[Data entries]
■ ■ ■ ■ ■ ■ ■
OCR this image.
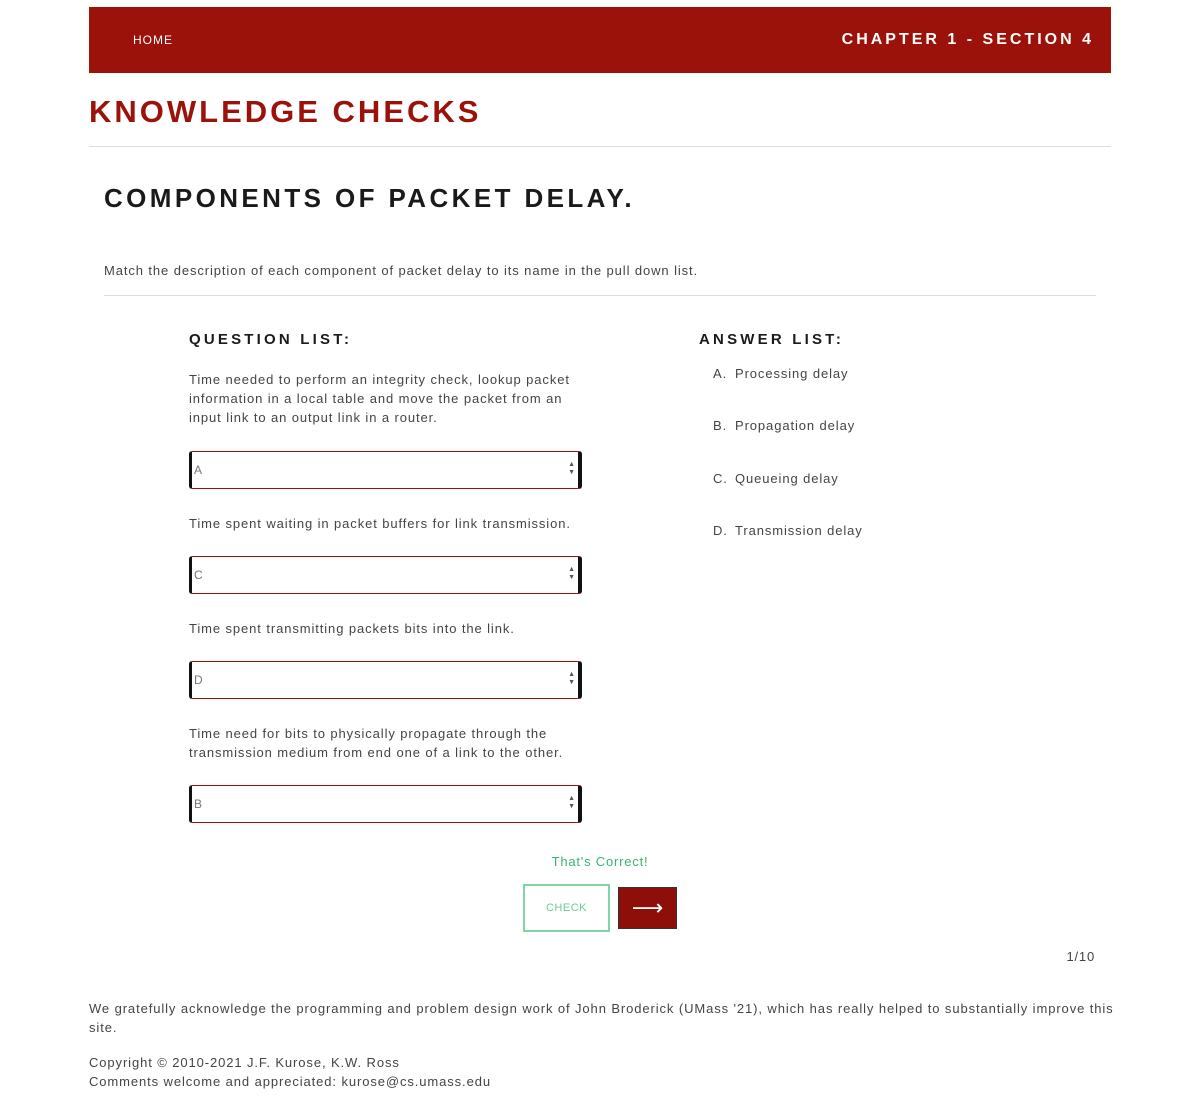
HOME	CHAPTER 1 - SECTION 4
KNOWLEDGE CHECKS
COMPONENTS OF PACKET DELAY.
Match the description of each component of packet delay to its name in the pull down list.
QUESTION LIST:
Time needed to perform an integrity check, lookup packet information in a local table and move the packet from an input link to an output link in a router.
A	▲
▼
Time spent waiting in packet buffers for link transmission.
C	▲
▼
Time spent transmitting packets bits into the link.
D	▲
▼
Time need for bits to physically propagate through the transmission medium from end one of a link to the other.
B	▲
▼
ANSWER LIST:
A. Processing delay
B. Propagation delay
C. Queueing delay
D. Transmission delay
That's Correct!
CHECK	⟶
1/10
We gratefully acknowledge the programming and problem design work of John Broderick (UMass '21), which has really helped to substantially improve this site.
Copyright © 2010-2021 J.F. Kurose, K.W. Ross
Comments welcome and appreciated: kurose@cs.umass.edu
■ ■ ■ ■ ■ ■ ■
▸ **What this task involves**
Leave out the pictures and retype every line above exactly.

▸ **The completed task**
OCR this image.
HOME	CHAPTER 1 - SECTION 4
KNOWLEDGE CHECKS
COMPONENTS OF PACKET DELAY.
Match the description of each component of packet delay to its name in the pull down list.
QUESTION LIST:
Time needed to perform an integrity check, lookup packet information in a local table and move the packet from an input link to an output link in a router.
A	▲
▼
Time spent waiting in packet buffers for link transmission.
C	▲
▼
Time spent transmitting packets bits into the link.
D	▲
▼
Time need for bits to physically propagate through the transmission medium from end one of a link to the other.
B	▲
▼
ANSWER LIST:
A. Processing delay
B. Propagation delay
C. Queueing delay
D. Transmission delay
That's Correct!
CHECK	⟶
1/10
We gratefully acknowledge the programming and problem design work of John Broderick (UMass '21), which has really helped to substantially improve this site.
Copyright © 2010-2021 J.F. Kurose, K.W. Ross
Comments welcome and appreciated: kurose@cs.umass.edu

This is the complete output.